Prompt:
Transcribe the listing that follows in full, omitting pictures.

Data supplied:

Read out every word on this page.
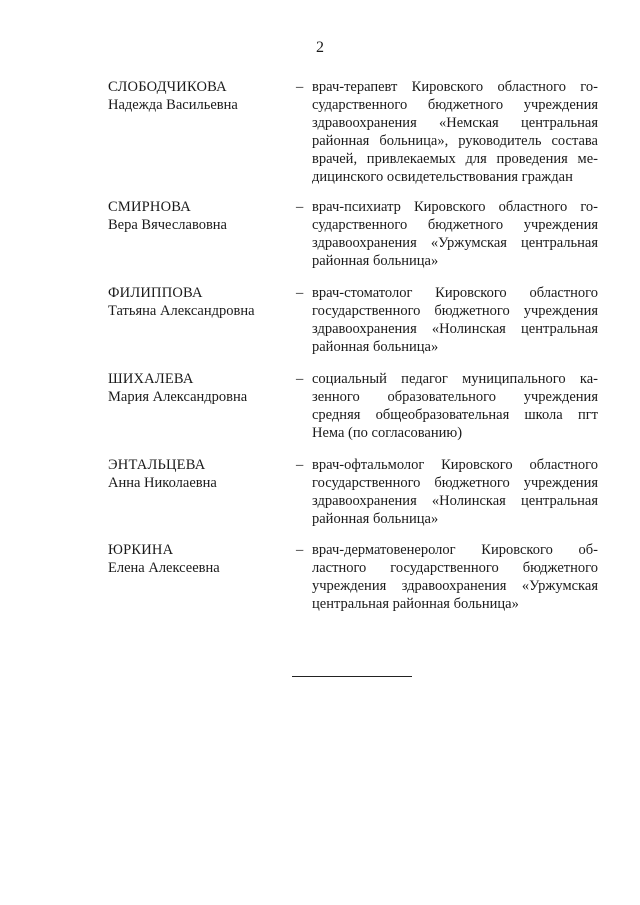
2
СЛОБОДЧИКОВА
Надежда Васильевна
– врач-терапевт Кировского областного государственного бюджетного учреждения здравоохранения «Немская центральная районная больница», руководитель состава врачей, привлекаемых для проведения медицинского освидетельствования граждан
СМИРНОВА
Вера Вячеславовна
– врач-психиатр Кировского областного государственного бюджетного учреждения здравоохранения «Уржумская центральная районная больница»
ФИЛИППОВА
Татьяна Александровна
– врач-стоматолог Кировского областного государственного бюджетного учреждения здравоохранения «Нолинская центральная районная больница»
ШИХАЛЕВА
Мария Александровна
– социальный педагог муниципального казенного образовательного учреждения средняя общеобразовательная школа пгт Нема (по согласованию)
ЭНТАЛЬЦЕВА
Анна Николаевна
– врач-офтальмолог Кировского областного государственного бюджетного учреждения здравоохранения «Нолинская центральная районная больница»
ЮРКИНА
Елена Алексеевна
– врач-дерматовенеролог Кировского областного государственного бюджетного учреждения здравоохранения «Уржумская центральная районная больница»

Complete response:
Read out every word on this page.
2
СЛОБОДЧИКОВА
Надежда Васильевна
– врач-терапевт Кировского областного государственного бюджетного учреждения здравоохранения «Немская центральная районная больница», руководитель состава врачей, привлекаемых для проведения медицинского освидетельствования граждан
СМИРНОВА
Вера Вячеславовна
– врач-психиатр Кировского областного государственного бюджетного учреждения здравоохранения «Уржумская центральная районная больница»
ФИЛИППОВА
Татьяна Александровна
– врач-стоматолог Кировского областного государственного бюджетного учреждения здравоохранения «Нолинская центральная районная больница»
ШИХАЛЕВА
Мария Александровна
– социальный педагог муниципального казенного образовательного учреждения средняя общеобразовательная школа пгт Нема (по согласованию)
ЭНТАЛЬЦЕВА
Анна Николаевна
– врач-офтальмолог Кировского областного государственного бюджетного учреждения здравоохранения «Нолинская центральная районная больница»
ЮРКИНА
Елена Алексеевна
– врач-дерматовенеролог Кировского областного государственного бюджетного учреждения здравоохранения «Уржумская центральная районная больница»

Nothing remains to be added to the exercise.